| EXERCISE DIRECTIONS |
Extract all of the entries and set them down verbatim.

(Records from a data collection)
------------

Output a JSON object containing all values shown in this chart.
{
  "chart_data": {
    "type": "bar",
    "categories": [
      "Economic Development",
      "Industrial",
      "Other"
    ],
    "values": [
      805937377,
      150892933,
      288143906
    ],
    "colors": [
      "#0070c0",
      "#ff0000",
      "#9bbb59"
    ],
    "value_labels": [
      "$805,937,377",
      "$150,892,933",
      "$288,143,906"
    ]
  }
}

------------

| TASK RESPONSE |
Output a JSON object containing all values shown in this chart.
{
  "chart_data": {
    "type": "bar",
    "categories": [
      "Economic Development",
      "Industrial",
      "Other"
    ],
    "values": [
      805937377,
      150892933,
      288143906
    ],
    "colors": [
      "#0070c0",
      "#ff0000",
      "#9bbb59"
    ],
    "value_labels": [
      "$805,937,377",
      "$150,892,933",
      "$288,143,906"
    ]
  }
}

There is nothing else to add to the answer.